━━ Data lines

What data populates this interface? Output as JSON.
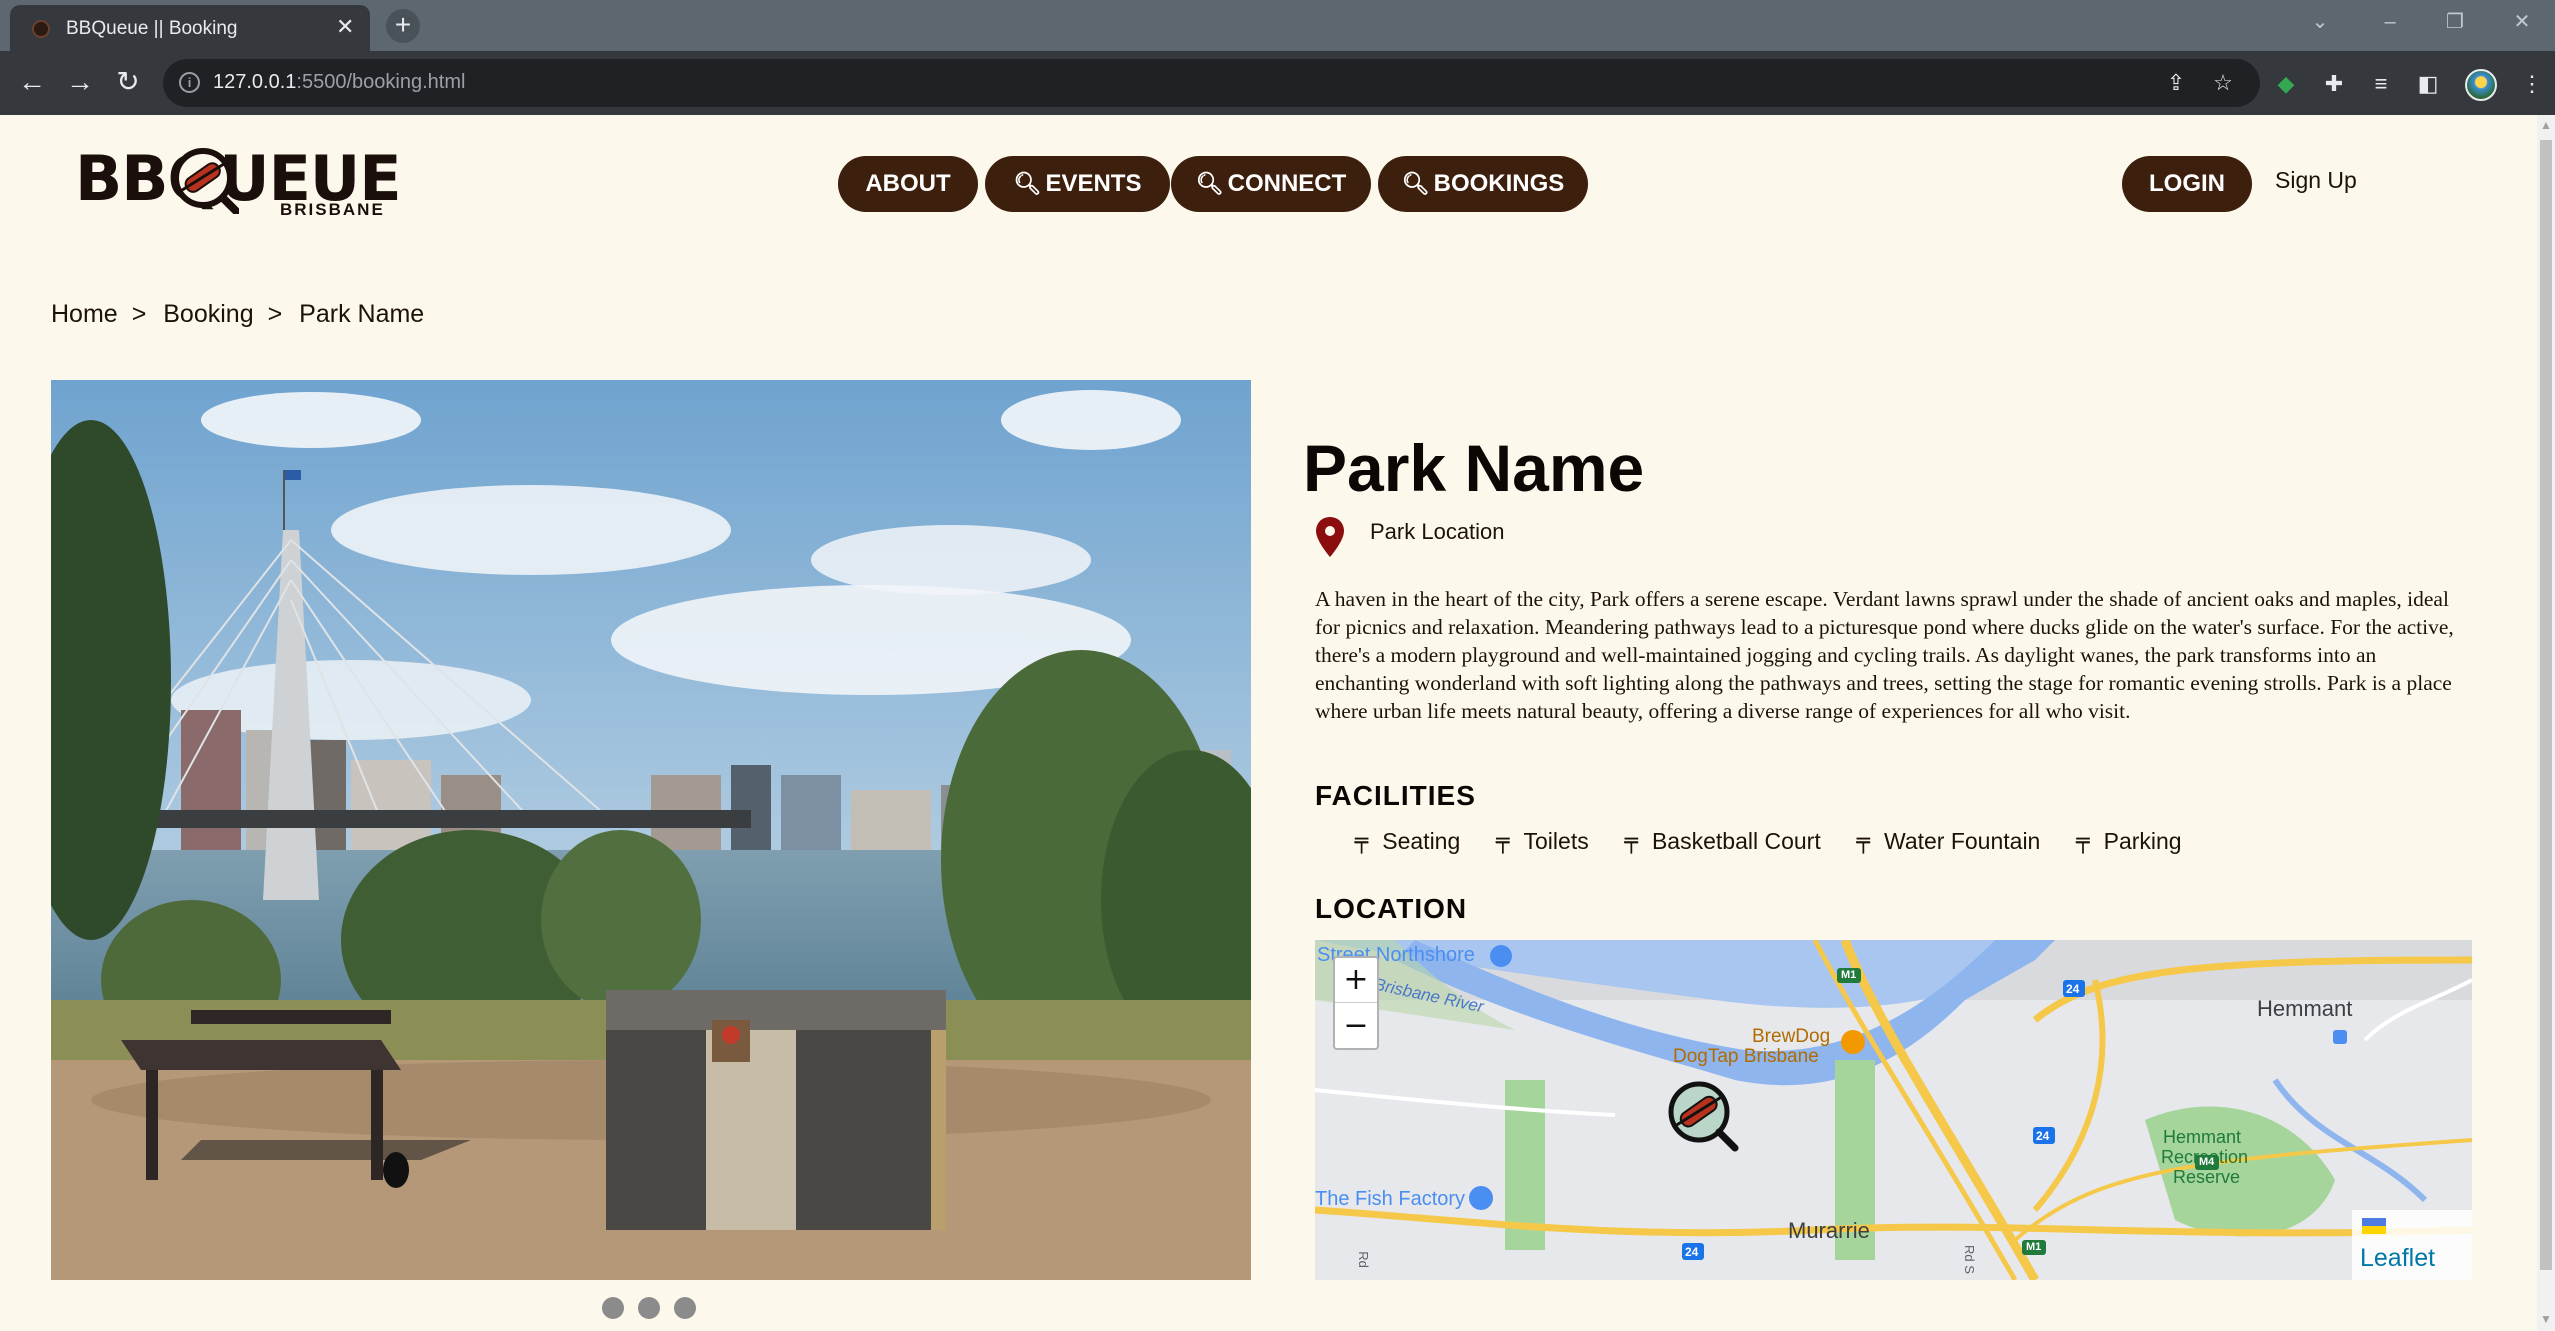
{
  "browser": {
    "tab_title": "BBQueue || Booking",
    "url_host": "127.0.0.1",
    "url_path": ":5500/booking.html"
  },
  "site": {
    "logo_text": "BBQUEUE",
    "logo_sub": "BRISBANE",
    "nav": [
      "ABOUT",
      "EVENTS",
      "CONNECT",
      "BOOKINGS"
    ],
    "login": "LOGIN",
    "signup": "Sign Up",
    "accent_color": "#3d1f0d"
  },
  "breadcrumb": [
    "Home",
    "Booking",
    "Park Name"
  ],
  "park": {
    "name": "Park Name",
    "location": "Park Location",
    "description": "A haven in the heart of the city, Park offers a serene escape. Verdant lawns sprawl under the shade of ancient oaks and maples, ideal for picnics and relaxation. Meandering pathways lead to a picturesque pond where ducks glide on the water's surface. For the active, there's a modern playground and well-maintained jogging and cycling trails. As daylight wanes, the park transforms into an enchanting wonderland with soft lighting along the pathways and trees, setting the stage for romantic evening strolls. Park is a place where urban life meets natural beauty, offering a diverse range of experiences for all who visit.",
    "facilities_heading": "FACILITIES",
    "facilities": [
      "Seating",
      "Toilets",
      "Basketball Court",
      "Water Fountain",
      "Parking"
    ],
    "location_heading": "LOCATION",
    "carousel_count": 3
  },
  "map": {
    "zoom_in": "+",
    "zoom_out": "−",
    "attribution": "Leaflet",
    "labels": {
      "northshore": "Street Northshore",
      "river": "Brisbane River",
      "brewdog1": "BrewDog",
      "brewdog2": "DogTap Brisbane",
      "hemmant": "Hemmant",
      "reserve1": "Hemmant",
      "reserve2": "Recreation",
      "reserve3": "Reserve",
      "fish": "The Fish Factory",
      "murarrie": "Murarrie",
      "m1a": "M1",
      "m1b": "M1",
      "r24a": "24",
      "r24b": "24",
      "r24c": "24",
      "m4": "M4",
      "rd1": "Rd",
      "rd2": "Rd S"
    }
  }
}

━━━━

Repeat the records above exactly, leaving out the pictures.

* **The answer**:
What data populates this interface? Output as JSON.
{
  "browser": {
    "tab_title": "BBQueue || Booking",
    "url_host": "127.0.0.1",
    "url_path": ":5500/booking.html"
  },
  "site": {
    "logo_text": "BBQUEUE",
    "logo_sub": "BRISBANE",
    "nav": [
      "ABOUT",
      "EVENTS",
      "CONNECT",
      "BOOKINGS"
    ],
    "login": "LOGIN",
    "signup": "Sign Up",
    "accent_color": "#3d1f0d"
  },
  "breadcrumb": [
    "Home",
    "Booking",
    "Park Name"
  ],
  "park": {
    "name": "Park Name",
    "location": "Park Location",
    "description": "A haven in the heart of the city, Park offers a serene escape. Verdant lawns sprawl under the shade of ancient oaks and maples, ideal for picnics and relaxation. Meandering pathways lead to a picturesque pond where ducks glide on the water's surface. For the active, there's a modern playground and well-maintained jogging and cycling trails. As daylight wanes, the park transforms into an enchanting wonderland with soft lighting along the pathways and trees, setting the stage for romantic evening strolls. Park is a place where urban life meets natural beauty, offering a diverse range of experiences for all who visit.",
    "facilities_heading": "FACILITIES",
    "facilities": [
      "Seating",
      "Toilets",
      "Basketball Court",
      "Water Fountain",
      "Parking"
    ],
    "location_heading": "LOCATION",
    "carousel_count": 3
  },
  "map": {
    "zoom_in": "+",
    "zoom_out": "−",
    "attribution": "Leaflet",
    "labels": {
      "northshore": "Street Northshore",
      "river": "Brisbane River",
      "brewdog1": "BrewDog",
      "brewdog2": "DogTap Brisbane",
      "hemmant": "Hemmant",
      "reserve1": "Hemmant",
      "reserve2": "Recreation",
      "reserve3": "Reserve",
      "fish": "The Fish Factory",
      "murarrie": "Murarrie",
      "m1a": "M1",
      "m1b": "M1",
      "r24a": "24",
      "r24b": "24",
      "r24c": "24",
      "m4": "M4",
      "rd1": "Rd",
      "rd2": "Rd S"
    }
  }
}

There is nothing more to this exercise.